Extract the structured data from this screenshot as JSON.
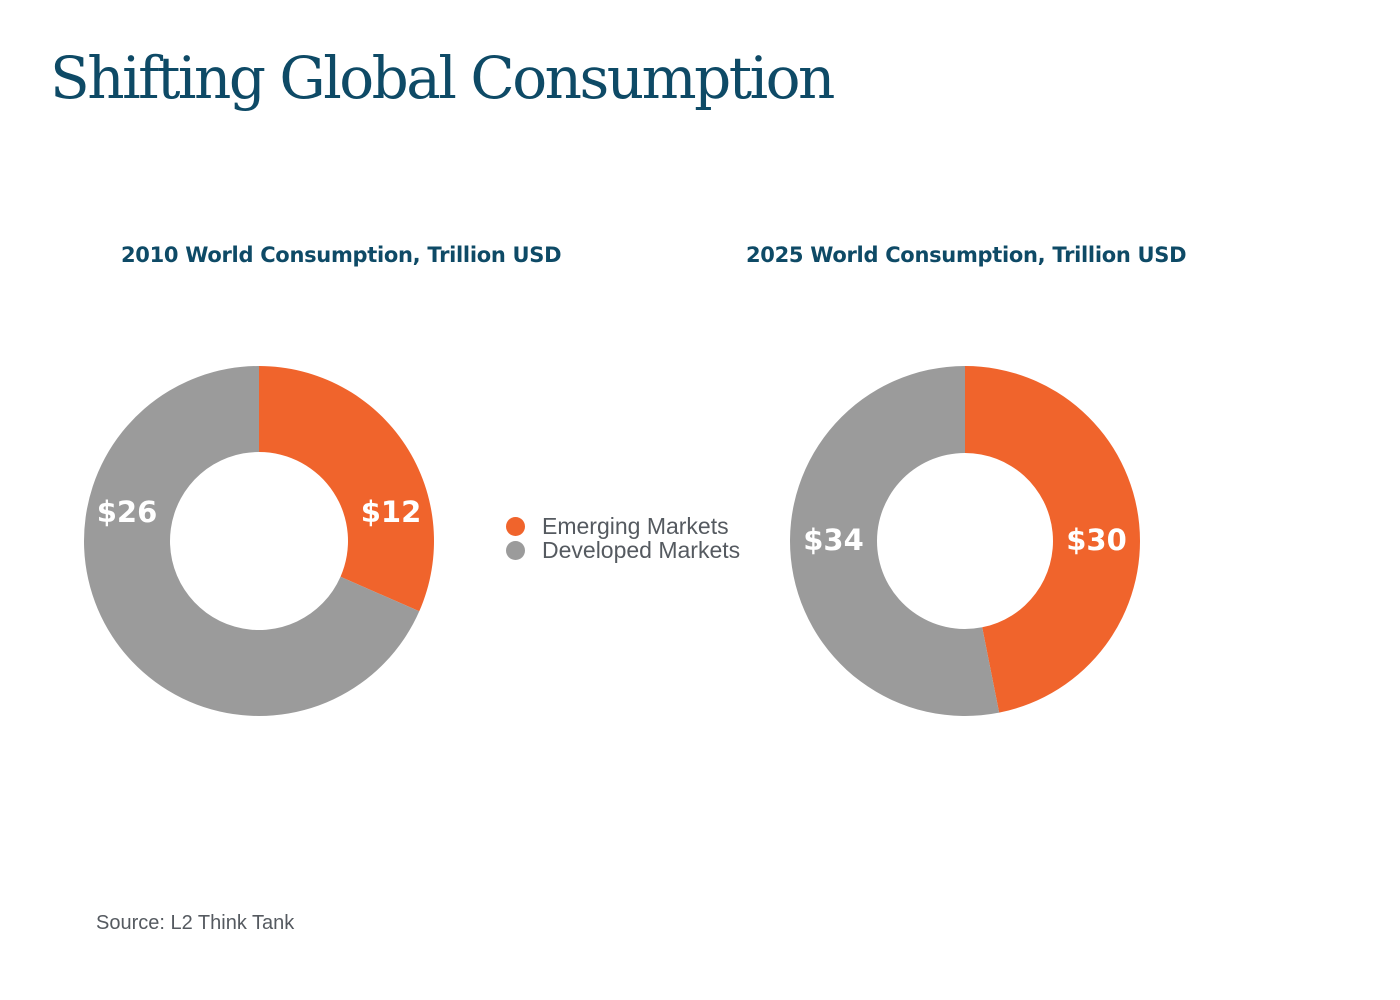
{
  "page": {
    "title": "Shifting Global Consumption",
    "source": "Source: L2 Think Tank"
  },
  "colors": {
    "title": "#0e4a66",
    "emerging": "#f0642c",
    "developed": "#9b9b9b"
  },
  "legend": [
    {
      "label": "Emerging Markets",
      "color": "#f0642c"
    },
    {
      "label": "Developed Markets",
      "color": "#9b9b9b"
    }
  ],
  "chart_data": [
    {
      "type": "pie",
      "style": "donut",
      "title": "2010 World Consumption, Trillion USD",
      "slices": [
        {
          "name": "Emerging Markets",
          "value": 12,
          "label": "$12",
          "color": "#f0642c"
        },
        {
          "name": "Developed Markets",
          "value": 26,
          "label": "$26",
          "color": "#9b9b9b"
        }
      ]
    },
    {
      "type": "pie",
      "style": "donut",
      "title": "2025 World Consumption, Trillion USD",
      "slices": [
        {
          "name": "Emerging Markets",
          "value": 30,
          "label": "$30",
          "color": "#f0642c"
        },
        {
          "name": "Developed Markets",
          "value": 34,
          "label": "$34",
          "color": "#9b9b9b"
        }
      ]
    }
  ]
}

* [PROMPT]: Exactly as written, return every line of the listing, but not the pictures.

* [THE REPLY]:
Extract the structured data from this screenshot as JSON.
{
  "page": {
    "title": "Shifting Global Consumption",
    "source": "Source: L2 Think Tank"
  },
  "colors": {
    "title": "#0e4a66",
    "emerging": "#f0642c",
    "developed": "#9b9b9b"
  },
  "legend": [
    {
      "label": "Emerging Markets",
      "color": "#f0642c"
    },
    {
      "label": "Developed Markets",
      "color": "#9b9b9b"
    }
  ],
  "chart_data": [
    {
      "type": "pie",
      "style": "donut",
      "title": "2010 World Consumption, Trillion USD",
      "slices": [
        {
          "name": "Emerging Markets",
          "value": 12,
          "label": "$12",
          "color": "#f0642c"
        },
        {
          "name": "Developed Markets",
          "value": 26,
          "label": "$26",
          "color": "#9b9b9b"
        }
      ]
    },
    {
      "type": "pie",
      "style": "donut",
      "title": "2025 World Consumption, Trillion USD",
      "slices": [
        {
          "name": "Emerging Markets",
          "value": 30,
          "label": "$30",
          "color": "#f0642c"
        },
        {
          "name": "Developed Markets",
          "value": 34,
          "label": "$34",
          "color": "#9b9b9b"
        }
      ]
    }
  ]
}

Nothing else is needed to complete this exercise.